* _EXERCISE INSTRUCTIONS_: Transcribe each line of the material as it is, and drop any picture.

(Data records)

##########

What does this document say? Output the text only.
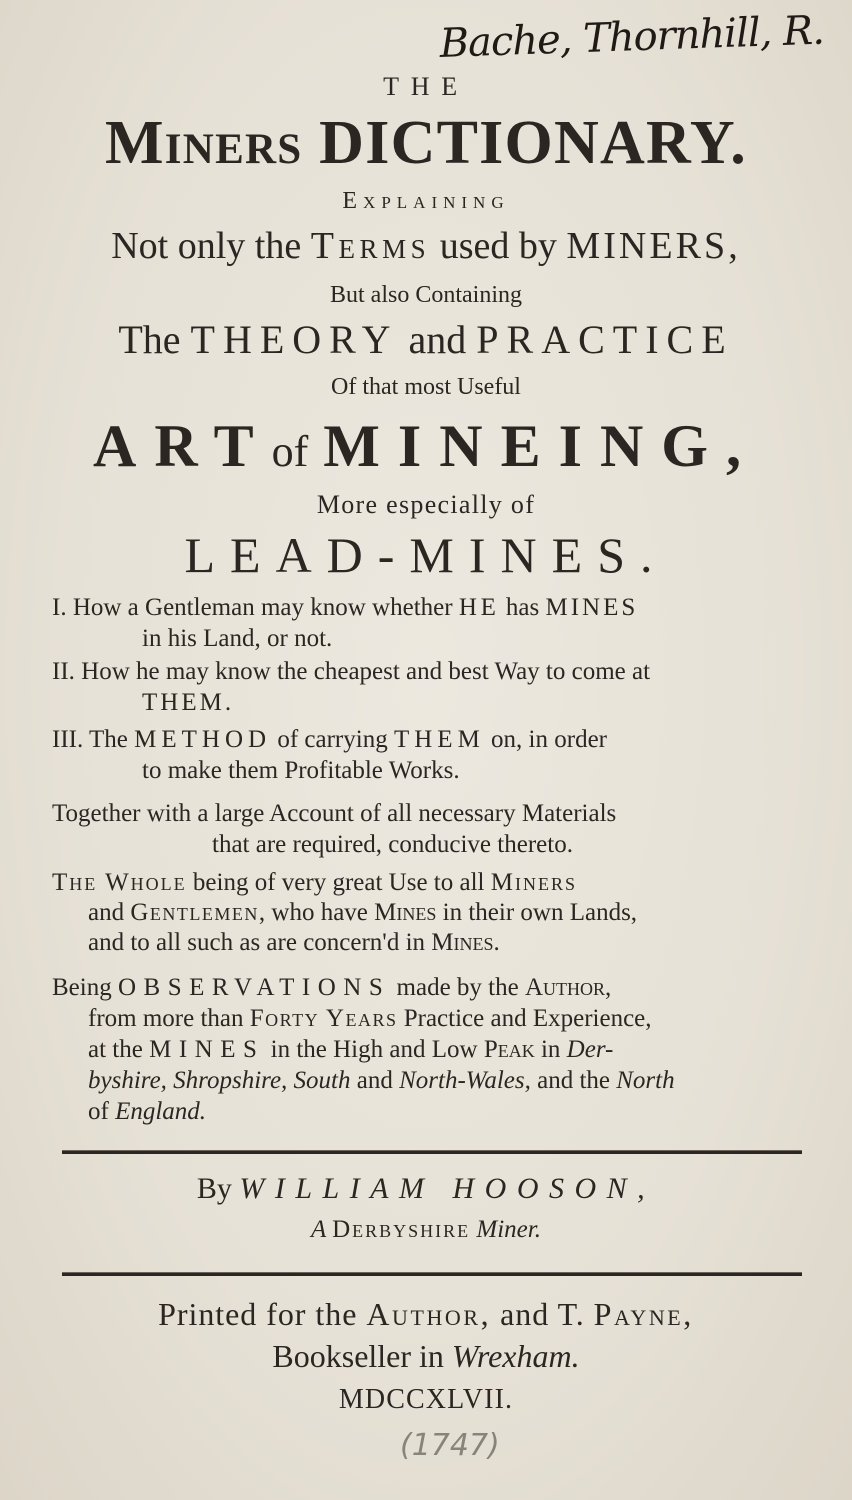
Bache, Thornhill, R.
THE
Miners DICTIONARY.
Explaining
Not only the Terms used by MINERS,
But also Containing
The THEORY and PRACTICE
Of that most Useful
ARTof MINEING,
More especially of
LEAD-MINES.
I. How a Gentleman may know whether HE has MINES
in his Land, or not.
II. How he may know the cheapest and best Way to come at
THEM.
III. The METHOD of carrying THEM on, in order
to make them Profitable Works.
Together with a large Account of all necessary Materials
that are required, conducive thereto.
The Whole being of very great Use to all Miners
and Gentlemen, who have Mines in their own Lands,
and to all such as are concern'd in Mines.
Being OBSERVATIONS made by the Author,
from more than Forty Years Practice and Experience,
at the MINES in the High and Low Peak in Der-
byshire, Shropshire, South and North-Wales, and the North
of England.
By WILLIAM HOOSON,
A Derbyshire Miner.
Printed for the Author, and T. Payne,
Bookseller in Wrexham.
MDCCXLVII.
(1747)
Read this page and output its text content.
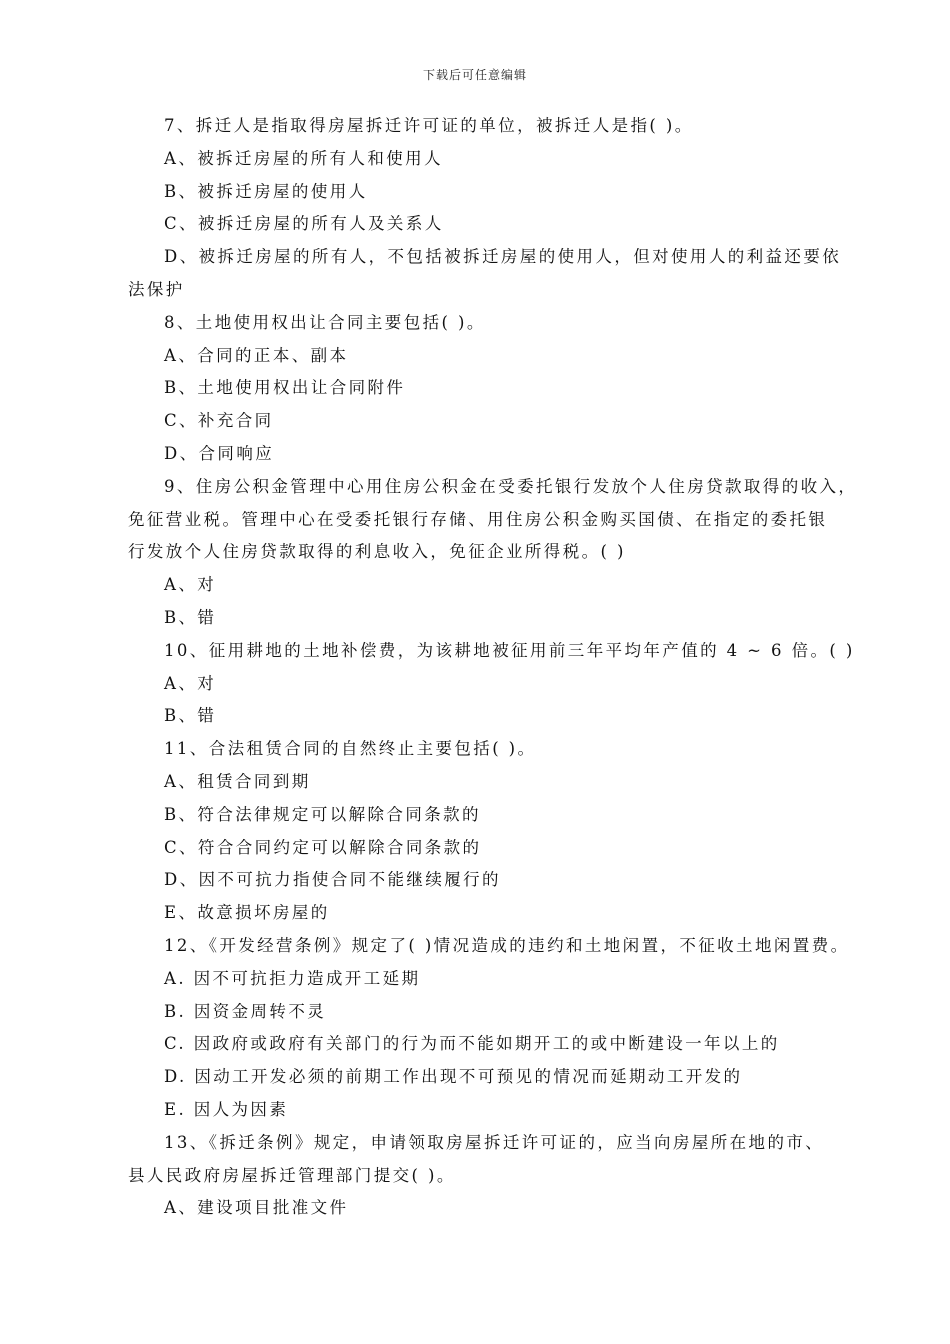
下载后可任意编辑
7、拆迁人是指取得房屋拆迁许可证的单位，被拆迁人是指( )。
A、被拆迁房屋的所有人和使用人
B、被拆迁房屋的使用人
C、被拆迁房屋的所有人及关系人
D、被拆迁房屋的所有人，不包括被拆迁房屋的使用人，但对使用人的利益还要依
法保护
8、土地使用权出让合同主要包括( )。
A、合同的正本、副本
B、土地使用权出让合同附件
C、补充合同
D、合同响应
9、住房公积金管理中心用住房公积金在受委托银行发放个人住房贷款取得的收入，
免征营业税。管理中心在受委托银行存储、用住房公积金购买国债、在指定的委托银
行发放个人住房贷款取得的利息收入，免征企业所得税。( )
A、对
B、错
10、征用耕地的土地补偿费，为该耕地被征用前三年平均年产值的 4 ~ 6 倍。( )
A、对
B、错
11、合法租赁合同的自然终止主要包括( )。
A、租赁合同到期
B、符合法律规定可以解除合同条款的
C、符合合同约定可以解除合同条款的
D、因不可抗力指使合同不能继续履行的
E、故意损坏房屋的
12、《开发经营条例》规定了( )情况造成的违约和土地闲置，不征收土地闲置费。
A. 因不可抗拒力造成开工延期
B. 因资金周转不灵
C. 因政府或政府有关部门的行为而不能如期开工的或中断建设一年以上的
D. 因动工开发必须的前期工作出现不可预见的情况而延期动工开发的
E. 因人为因素
13、《拆迁条例》规定，申请领取房屋拆迁许可证的，应当向房屋所在地的市、
县人民政府房屋拆迁管理部门提交( )。
A、建设项目批准文件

##########

* _RESPONSE BELOW_:
What does this document say? Output the text only.
Bache, Thornhill, R.
THE
Miners DICTIONARY.
Explaining
Not only the Terms used by MINERS,
But also Containing
The THEORY and PRACTICE
Of that most Useful
ARTof MINEING,
More especially of
LEAD-MINES.
I. How a Gentleman may know whether HE has MINES
in his Land, or not.
II. How he may know the cheapest and best Way to come at
THEM.
III. The METHOD of carrying THEM on, in order
to make them Profitable Works.
Together with a large Account of all necessary Materials
that are required, conducive thereto.
The Whole being of very great Use to all Miners
and Gentlemen, who have Mines in their own Lands,
and to all such as are concern'd in Mines.
Being OBSERVATIONS made by the Author,
from more than Forty Years Practice and Experience,
at the MINES in the High and Low Peak in Der-
byshire, Shropshire, South and North-Wales, and the North
of England.
By WILLIAM HOOSON,
A Derbyshire Miner.
Printed for the Author, and T. Payne,
Bookseller in Wrexham.
MDCCXLVII.
(1747)
Read this page and output its text content.
下载后可任意编辑
7、拆迁人是指取得房屋拆迁许可证的单位，被拆迁人是指( )。
A、被拆迁房屋的所有人和使用人
B、被拆迁房屋的使用人
C、被拆迁房屋的所有人及关系人
D、被拆迁房屋的所有人，不包括被拆迁房屋的使用人，但对使用人的利益还要依
法保护
8、土地使用权出让合同主要包括( )。
A、合同的正本、副本
B、土地使用权出让合同附件
C、补充合同
D、合同响应
9、住房公积金管理中心用住房公积金在受委托银行发放个人住房贷款取得的收入，
免征营业税。管理中心在受委托银行存储、用住房公积金购买国债、在指定的委托银
行发放个人住房贷款取得的利息收入，免征企业所得税。( )
A、对
B、错
10、征用耕地的土地补偿费，为该耕地被征用前三年平均年产值的 4 ~ 6 倍。( )
A、对
B、错
11、合法租赁合同的自然终止主要包括( )。
A、租赁合同到期
B、符合法律规定可以解除合同条款的
C、符合合同约定可以解除合同条款的
D、因不可抗力指使合同不能继续履行的
E、故意损坏房屋的
12、《开发经营条例》规定了( )情况造成的违约和土地闲置，不征收土地闲置费。
A. 因不可抗拒力造成开工延期
B. 因资金周转不灵
C. 因政府或政府有关部门的行为而不能如期开工的或中断建设一年以上的
D. 因动工开发必须的前期工作出现不可预见的情况而延期动工开发的
E. 因人为因素
13、《拆迁条例》规定，申请领取房屋拆迁许可证的，应当向房屋所在地的市、
县人民政府房屋拆迁管理部门提交( )。
A、建设项目批准文件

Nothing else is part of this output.